__WORK TO DO__: In the following material, identify every line holding the string "time" and return it.
── DATA FOR PROCESSING
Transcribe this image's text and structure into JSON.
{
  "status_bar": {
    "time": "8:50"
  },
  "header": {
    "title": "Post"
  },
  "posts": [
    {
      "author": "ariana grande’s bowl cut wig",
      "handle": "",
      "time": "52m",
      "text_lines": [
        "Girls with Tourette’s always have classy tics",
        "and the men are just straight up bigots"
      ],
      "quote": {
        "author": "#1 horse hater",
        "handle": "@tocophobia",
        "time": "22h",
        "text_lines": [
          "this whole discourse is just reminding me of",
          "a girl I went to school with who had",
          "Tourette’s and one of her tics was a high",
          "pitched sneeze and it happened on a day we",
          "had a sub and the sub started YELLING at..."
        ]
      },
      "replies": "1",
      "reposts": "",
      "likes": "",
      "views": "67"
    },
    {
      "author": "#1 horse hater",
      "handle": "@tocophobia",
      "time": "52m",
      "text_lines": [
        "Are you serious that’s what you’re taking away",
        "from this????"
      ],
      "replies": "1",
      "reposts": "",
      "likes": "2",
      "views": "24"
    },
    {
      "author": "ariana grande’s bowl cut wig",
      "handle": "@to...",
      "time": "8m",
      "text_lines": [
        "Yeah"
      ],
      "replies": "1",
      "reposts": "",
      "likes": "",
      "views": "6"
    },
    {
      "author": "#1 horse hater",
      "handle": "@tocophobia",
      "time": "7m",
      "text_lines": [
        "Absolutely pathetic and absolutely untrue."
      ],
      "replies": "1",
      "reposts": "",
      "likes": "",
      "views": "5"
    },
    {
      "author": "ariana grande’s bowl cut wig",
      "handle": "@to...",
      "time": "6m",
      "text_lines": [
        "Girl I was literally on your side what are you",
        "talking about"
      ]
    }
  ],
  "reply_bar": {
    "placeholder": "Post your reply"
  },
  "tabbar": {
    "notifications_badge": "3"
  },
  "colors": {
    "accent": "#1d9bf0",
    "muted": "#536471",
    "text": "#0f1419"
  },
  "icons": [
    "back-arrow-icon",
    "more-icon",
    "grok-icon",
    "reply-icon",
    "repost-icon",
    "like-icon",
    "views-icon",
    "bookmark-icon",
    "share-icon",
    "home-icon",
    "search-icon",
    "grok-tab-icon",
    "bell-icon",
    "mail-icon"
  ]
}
────
__REPLY__:
    "time": "8:50"
      "time": "52m",
        "time": "22h",
      "time": "52m",
      "time": "8m",
      "time": "7m",
      "time": "6m",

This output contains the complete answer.